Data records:
• • • • • • •

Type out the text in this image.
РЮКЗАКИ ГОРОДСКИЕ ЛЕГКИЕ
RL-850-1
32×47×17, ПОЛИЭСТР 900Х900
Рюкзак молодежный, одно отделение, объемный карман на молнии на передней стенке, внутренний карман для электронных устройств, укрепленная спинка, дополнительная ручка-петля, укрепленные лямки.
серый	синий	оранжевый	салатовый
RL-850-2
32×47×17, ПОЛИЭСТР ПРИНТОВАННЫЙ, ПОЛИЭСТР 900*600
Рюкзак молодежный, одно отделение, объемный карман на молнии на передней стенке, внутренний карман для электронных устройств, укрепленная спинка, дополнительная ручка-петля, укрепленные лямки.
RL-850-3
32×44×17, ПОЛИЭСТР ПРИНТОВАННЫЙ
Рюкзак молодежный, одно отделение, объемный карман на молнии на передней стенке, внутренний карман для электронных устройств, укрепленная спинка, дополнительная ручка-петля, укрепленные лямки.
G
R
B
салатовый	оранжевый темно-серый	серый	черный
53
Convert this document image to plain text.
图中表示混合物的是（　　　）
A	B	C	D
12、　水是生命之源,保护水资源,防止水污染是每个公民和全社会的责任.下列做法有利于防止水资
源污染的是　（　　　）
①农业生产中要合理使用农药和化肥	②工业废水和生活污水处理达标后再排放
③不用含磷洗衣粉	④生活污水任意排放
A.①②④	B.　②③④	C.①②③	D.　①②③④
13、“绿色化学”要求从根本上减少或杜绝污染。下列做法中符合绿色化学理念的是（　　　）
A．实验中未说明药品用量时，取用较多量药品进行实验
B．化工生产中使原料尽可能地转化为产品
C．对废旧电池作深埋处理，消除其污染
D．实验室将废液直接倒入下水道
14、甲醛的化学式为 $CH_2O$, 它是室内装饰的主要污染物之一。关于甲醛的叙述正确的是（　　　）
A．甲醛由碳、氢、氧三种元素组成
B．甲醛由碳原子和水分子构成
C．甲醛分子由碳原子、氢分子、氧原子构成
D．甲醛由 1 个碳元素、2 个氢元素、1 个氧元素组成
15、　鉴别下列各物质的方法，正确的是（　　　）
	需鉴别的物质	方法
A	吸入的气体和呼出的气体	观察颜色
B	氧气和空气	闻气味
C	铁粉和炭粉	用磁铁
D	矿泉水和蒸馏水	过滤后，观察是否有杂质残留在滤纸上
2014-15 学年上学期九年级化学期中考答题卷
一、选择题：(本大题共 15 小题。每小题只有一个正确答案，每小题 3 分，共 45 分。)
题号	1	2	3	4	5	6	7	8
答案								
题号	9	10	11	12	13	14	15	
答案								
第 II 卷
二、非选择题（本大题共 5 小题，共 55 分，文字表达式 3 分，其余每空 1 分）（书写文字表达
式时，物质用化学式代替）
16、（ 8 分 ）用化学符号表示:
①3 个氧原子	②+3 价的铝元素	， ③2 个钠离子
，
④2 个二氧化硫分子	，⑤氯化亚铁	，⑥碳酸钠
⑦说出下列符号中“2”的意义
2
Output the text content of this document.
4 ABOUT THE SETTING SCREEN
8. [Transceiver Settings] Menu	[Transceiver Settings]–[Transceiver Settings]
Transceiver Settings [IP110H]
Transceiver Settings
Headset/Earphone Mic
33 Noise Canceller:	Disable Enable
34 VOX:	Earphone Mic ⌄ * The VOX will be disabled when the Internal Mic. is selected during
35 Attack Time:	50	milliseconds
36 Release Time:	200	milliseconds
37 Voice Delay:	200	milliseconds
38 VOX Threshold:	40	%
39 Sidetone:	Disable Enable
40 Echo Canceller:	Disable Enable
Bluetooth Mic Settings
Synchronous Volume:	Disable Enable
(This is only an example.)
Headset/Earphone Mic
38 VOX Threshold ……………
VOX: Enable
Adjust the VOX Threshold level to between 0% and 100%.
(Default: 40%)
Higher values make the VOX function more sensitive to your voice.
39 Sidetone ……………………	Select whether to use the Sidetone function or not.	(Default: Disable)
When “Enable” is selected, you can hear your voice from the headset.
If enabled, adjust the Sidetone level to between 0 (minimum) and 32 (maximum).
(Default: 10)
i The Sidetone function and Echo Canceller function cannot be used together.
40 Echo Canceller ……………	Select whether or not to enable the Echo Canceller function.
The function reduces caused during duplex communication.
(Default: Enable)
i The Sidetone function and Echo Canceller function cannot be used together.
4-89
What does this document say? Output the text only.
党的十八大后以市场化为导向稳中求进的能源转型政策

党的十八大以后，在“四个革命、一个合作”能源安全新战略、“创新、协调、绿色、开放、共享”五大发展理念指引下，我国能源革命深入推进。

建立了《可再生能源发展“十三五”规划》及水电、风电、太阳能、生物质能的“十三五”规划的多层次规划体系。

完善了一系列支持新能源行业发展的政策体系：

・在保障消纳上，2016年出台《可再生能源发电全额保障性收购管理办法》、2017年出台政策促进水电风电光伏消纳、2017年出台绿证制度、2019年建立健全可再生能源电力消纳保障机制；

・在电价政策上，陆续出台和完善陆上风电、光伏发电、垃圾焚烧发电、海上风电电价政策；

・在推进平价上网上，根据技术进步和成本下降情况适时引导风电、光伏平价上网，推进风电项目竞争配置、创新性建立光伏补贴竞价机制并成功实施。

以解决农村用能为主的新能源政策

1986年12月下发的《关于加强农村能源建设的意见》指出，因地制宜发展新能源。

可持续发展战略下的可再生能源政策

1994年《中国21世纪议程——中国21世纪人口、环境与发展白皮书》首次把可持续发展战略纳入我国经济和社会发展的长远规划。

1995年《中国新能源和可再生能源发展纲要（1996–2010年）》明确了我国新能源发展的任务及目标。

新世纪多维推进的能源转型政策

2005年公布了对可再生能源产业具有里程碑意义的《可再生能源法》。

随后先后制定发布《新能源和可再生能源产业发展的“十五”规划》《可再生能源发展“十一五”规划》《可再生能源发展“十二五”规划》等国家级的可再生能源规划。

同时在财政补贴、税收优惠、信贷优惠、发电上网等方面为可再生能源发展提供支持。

• • • • • • •

**Task description:**
Make an exact copy of all the data.

**Final result:**
Type out the text in this image.
РЮКЗАКИ ГОРОДСКИЕ ЛЕГКИЕ
RL-850-1
32×47×17, ПОЛИЭСТР 900Х900
Рюкзак молодежный, одно отделение, объемный карман на молнии на передней стенке, внутренний карман для электронных устройств, укрепленная спинка, дополнительная ручка-петля, укрепленные лямки.
серый	синий	оранжевый	салатовый
RL-850-2
32×47×17, ПОЛИЭСТР ПРИНТОВАННЫЙ, ПОЛИЭСТР 900*600
Рюкзак молодежный, одно отделение, объемный карман на молнии на передней стенке, внутренний карман для электронных устройств, укрепленная спинка, дополнительная ручка-петля, укрепленные лямки.
RL-850-3
32×44×17, ПОЛИЭСТР ПРИНТОВАННЫЙ
Рюкзак молодежный, одно отделение, объемный карман на молнии на передней стенке, внутренний карман для электронных устройств, укрепленная спинка, дополнительная ручка-петля, укрепленные лямки.
G
R
B
салатовый	оранжевый темно-серый	серый	черный
53
Convert this document image to plain text.
图中表示混合物的是（　　　）
A	B	C	D
12、　水是生命之源,保护水资源,防止水污染是每个公民和全社会的责任.下列做法有利于防止水资
源污染的是　（　　　）
①农业生产中要合理使用农药和化肥	②工业废水和生活污水处理达标后再排放
③不用含磷洗衣粉	④生活污水任意排放
A.①②④	B.　②③④	C.①②③	D.　①②③④
13、“绿色化学”要求从根本上减少或杜绝污染。下列做法中符合绿色化学理念的是（　　　）
A．实验中未说明药品用量时，取用较多量药品进行实验
B．化工生产中使原料尽可能地转化为产品
C．对废旧电池作深埋处理，消除其污染
D．实验室将废液直接倒入下水道
14、甲醛的化学式为 $CH_2O$, 它是室内装饰的主要污染物之一。关于甲醛的叙述正确的是（　　　）
A．甲醛由碳、氢、氧三种元素组成
B．甲醛由碳原子和水分子构成
C．甲醛分子由碳原子、氢分子、氧原子构成
D．甲醛由 1 个碳元素、2 个氢元素、1 个氧元素组成
15、　鉴别下列各物质的方法，正确的是（　　　）
	需鉴别的物质	方法
A	吸入的气体和呼出的气体	观察颜色
B	氧气和空气	闻气味
C	铁粉和炭粉	用磁铁
D	矿泉水和蒸馏水	过滤后，观察是否有杂质残留在滤纸上
2014-15 学年上学期九年级化学期中考答题卷
一、选择题：(本大题共 15 小题。每小题只有一个正确答案，每小题 3 分，共 45 分。)
题号	1	2	3	4	5	6	7	8
答案								
题号	9	10	11	12	13	14	15	
答案								
第 II 卷
二、非选择题（本大题共 5 小题，共 55 分，文字表达式 3 分，其余每空 1 分）（书写文字表达
式时，物质用化学式代替）
16、（ 8 分 ）用化学符号表示:
①3 个氧原子	②+3 价的铝元素	， ③2 个钠离子
，
④2 个二氧化硫分子	，⑤氯化亚铁	，⑥碳酸钠
⑦说出下列符号中“2”的意义
2
Output the text content of this document.
4 ABOUT THE SETTING SCREEN
8. [Transceiver Settings] Menu	[Transceiver Settings]–[Transceiver Settings]
Transceiver Settings [IP110H]
Transceiver Settings
Headset/Earphone Mic
33 Noise Canceller:	Disable Enable
34 VOX:	Earphone Mic ⌄ * The VOX will be disabled when the Internal Mic. is selected during
35 Attack Time:	50	milliseconds
36 Release Time:	200	milliseconds
37 Voice Delay:	200	milliseconds
38 VOX Threshold:	40	%
39 Sidetone:	Disable Enable
40 Echo Canceller:	Disable Enable
Bluetooth Mic Settings
Synchronous Volume:	Disable Enable
(This is only an example.)
Headset/Earphone Mic
38 VOX Threshold ……………
VOX: Enable
Adjust the VOX Threshold level to between 0% and 100%.
(Default: 40%)
Higher values make the VOX function more sensitive to your voice.
39 Sidetone ……………………	Select whether to use the Sidetone function or not.	(Default: Disable)
When “Enable” is selected, you can hear your voice from the headset.
If enabled, adjust the Sidetone level to between 0 (minimum) and 32 (maximum).
(Default: 10)
i The Sidetone function and Echo Canceller function cannot be used together.
40 Echo Canceller ……………	Select whether or not to enable the Echo Canceller function.
The function reduces caused during duplex communication.
(Default: Enable)
i The Sidetone function and Echo Canceller function cannot be used together.
4-89
What does this document say? Output the text only.
党的十八大后以市场化为导向稳中求进的能源转型政策

党的十八大以后，在“四个革命、一个合作”能源安全新战略、“创新、协调、绿色、开放、共享”五大发展理念指引下，我国能源革命深入推进。

建立了《可再生能源发展“十三五”规划》及水电、风电、太阳能、生物质能的“十三五”规划的多层次规划体系。

完善了一系列支持新能源行业发展的政策体系：

・在保障消纳上，2016年出台《可再生能源发电全额保障性收购管理办法》、2017年出台政策促进水电风电光伏消纳、2017年出台绿证制度、2019年建立健全可再生能源电力消纳保障机制；

・在电价政策上，陆续出台和完善陆上风电、光伏发电、垃圾焚烧发电、海上风电电价政策；

・在推进平价上网上，根据技术进步和成本下降情况适时引导风电、光伏平价上网，推进风电项目竞争配置、创新性建立光伏补贴竞价机制并成功实施。

以解决农村用能为主的新能源政策

1986年12月下发的《关于加强农村能源建设的意见》指出，因地制宜发展新能源。

可持续发展战略下的可再生能源政策

1994年《中国21世纪议程——中国21世纪人口、环境与发展白皮书》首次把可持续发展战略纳入我国经济和社会发展的长远规划。

1995年《中国新能源和可再生能源发展纲要（1996–2010年）》明确了我国新能源发展的任务及目标。

新世纪多维推进的能源转型政策

2005年公布了对可再生能源产业具有里程碑意义的《可再生能源法》。

随后先后制定发布《新能源和可再生能源产业发展的“十五”规划》《可再生能源发展“十一五”规划》《可再生能源发展“十二五”规划》等国家级的可再生能源规划。

同时在财政补贴、税收优惠、信贷优惠、发电上网等方面为可再生能源发展提供支持。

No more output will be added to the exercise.